Brief: Return the lines below that contain "ylabel".

═══ Records for this exercise

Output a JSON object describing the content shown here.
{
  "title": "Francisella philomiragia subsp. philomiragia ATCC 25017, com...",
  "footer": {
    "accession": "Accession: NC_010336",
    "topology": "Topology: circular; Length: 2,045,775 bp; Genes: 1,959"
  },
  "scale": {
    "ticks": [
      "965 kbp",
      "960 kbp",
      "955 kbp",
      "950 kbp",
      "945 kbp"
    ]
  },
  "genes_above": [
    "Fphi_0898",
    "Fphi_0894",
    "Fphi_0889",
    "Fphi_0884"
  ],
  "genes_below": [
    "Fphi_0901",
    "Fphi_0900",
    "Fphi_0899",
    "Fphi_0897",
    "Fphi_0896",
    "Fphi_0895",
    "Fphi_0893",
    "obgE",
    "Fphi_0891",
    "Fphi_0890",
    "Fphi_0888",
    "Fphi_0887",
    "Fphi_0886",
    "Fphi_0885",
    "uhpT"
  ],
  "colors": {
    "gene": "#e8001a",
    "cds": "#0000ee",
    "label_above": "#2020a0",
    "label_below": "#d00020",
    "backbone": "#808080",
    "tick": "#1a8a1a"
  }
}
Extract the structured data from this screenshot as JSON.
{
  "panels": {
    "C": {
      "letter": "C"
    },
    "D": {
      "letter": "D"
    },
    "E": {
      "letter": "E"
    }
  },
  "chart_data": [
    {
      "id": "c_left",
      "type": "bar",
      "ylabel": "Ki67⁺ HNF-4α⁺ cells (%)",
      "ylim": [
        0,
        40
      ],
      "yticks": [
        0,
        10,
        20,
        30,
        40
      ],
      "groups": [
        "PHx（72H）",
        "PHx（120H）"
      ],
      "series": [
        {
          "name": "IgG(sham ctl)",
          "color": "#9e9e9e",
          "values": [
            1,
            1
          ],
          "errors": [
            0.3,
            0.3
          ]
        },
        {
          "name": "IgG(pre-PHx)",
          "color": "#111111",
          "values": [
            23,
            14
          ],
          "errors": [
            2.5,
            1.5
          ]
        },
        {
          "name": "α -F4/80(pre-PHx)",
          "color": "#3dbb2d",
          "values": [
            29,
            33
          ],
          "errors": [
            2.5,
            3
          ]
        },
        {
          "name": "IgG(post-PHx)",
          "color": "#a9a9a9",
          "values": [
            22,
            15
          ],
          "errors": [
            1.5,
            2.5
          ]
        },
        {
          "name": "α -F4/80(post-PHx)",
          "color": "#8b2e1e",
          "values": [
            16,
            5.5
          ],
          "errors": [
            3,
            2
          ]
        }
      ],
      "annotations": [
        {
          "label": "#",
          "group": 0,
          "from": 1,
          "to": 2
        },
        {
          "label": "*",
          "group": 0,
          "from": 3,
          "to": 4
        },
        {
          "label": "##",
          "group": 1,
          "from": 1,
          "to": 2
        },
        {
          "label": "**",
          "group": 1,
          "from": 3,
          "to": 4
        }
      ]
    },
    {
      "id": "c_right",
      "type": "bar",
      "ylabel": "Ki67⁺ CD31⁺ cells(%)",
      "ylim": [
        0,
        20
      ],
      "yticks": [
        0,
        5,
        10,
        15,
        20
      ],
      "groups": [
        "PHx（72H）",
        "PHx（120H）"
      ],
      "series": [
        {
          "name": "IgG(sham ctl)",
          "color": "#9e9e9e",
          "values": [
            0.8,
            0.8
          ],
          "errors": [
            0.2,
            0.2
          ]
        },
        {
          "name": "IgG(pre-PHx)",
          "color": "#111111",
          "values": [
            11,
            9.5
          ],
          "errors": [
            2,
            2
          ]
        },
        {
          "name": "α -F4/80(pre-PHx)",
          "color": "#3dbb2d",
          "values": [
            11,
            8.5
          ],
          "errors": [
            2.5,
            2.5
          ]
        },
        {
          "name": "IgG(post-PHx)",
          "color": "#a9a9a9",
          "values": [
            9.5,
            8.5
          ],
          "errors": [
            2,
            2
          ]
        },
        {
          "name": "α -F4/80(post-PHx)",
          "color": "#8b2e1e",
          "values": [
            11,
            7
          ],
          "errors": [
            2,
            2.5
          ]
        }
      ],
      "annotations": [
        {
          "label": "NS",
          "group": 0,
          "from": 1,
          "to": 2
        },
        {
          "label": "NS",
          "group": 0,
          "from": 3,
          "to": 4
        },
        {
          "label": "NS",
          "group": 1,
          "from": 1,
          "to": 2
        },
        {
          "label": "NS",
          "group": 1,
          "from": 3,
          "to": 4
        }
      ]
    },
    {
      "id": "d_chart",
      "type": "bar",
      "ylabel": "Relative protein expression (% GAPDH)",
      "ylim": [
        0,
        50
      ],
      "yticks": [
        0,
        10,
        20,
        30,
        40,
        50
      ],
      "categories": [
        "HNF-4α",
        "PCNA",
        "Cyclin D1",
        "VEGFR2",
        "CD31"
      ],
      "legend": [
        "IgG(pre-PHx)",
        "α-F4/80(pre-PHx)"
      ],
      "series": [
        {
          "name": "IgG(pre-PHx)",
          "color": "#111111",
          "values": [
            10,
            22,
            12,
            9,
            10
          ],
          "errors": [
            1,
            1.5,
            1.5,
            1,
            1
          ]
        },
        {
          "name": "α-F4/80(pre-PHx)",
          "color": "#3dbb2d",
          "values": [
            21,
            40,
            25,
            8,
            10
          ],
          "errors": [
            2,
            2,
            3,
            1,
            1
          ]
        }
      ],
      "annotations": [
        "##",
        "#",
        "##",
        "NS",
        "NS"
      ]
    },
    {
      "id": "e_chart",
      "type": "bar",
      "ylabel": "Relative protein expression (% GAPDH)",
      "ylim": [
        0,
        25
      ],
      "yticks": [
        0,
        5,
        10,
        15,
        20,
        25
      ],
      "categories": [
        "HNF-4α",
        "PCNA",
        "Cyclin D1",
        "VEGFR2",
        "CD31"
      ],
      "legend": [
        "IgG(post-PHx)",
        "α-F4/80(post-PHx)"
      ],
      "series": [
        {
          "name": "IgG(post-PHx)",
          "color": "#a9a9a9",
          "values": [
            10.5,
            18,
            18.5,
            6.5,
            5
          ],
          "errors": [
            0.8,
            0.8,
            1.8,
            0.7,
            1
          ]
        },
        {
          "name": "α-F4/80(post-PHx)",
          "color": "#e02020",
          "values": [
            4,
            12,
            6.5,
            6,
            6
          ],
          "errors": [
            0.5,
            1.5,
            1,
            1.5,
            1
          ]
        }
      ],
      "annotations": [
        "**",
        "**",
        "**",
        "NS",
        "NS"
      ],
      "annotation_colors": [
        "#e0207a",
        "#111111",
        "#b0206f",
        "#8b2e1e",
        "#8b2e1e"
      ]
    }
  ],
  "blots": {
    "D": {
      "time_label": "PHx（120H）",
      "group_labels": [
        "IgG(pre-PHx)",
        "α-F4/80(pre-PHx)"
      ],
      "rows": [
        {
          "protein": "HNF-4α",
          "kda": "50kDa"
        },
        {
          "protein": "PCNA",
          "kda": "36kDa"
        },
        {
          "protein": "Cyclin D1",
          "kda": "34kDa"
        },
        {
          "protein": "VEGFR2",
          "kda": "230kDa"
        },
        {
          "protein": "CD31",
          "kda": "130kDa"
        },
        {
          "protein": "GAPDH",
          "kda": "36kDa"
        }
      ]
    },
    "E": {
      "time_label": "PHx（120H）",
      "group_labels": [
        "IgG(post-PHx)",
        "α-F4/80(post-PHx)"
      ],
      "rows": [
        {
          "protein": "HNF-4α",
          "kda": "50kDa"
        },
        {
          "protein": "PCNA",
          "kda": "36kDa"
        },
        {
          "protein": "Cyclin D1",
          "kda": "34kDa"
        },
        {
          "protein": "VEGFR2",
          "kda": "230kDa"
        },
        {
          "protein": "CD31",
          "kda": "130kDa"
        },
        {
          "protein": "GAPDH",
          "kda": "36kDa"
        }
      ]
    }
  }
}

══════

Expected answer:
      "ylabel": "Ki67⁺ HNF-4α⁺ cells (%)",
      "ylabel": "Ki67⁺ CD31⁺ cells(%)",
      "ylabel": "Relative protein expression (% GAPDH)",
      "ylabel": "Relative protein expression (% GAPDH)",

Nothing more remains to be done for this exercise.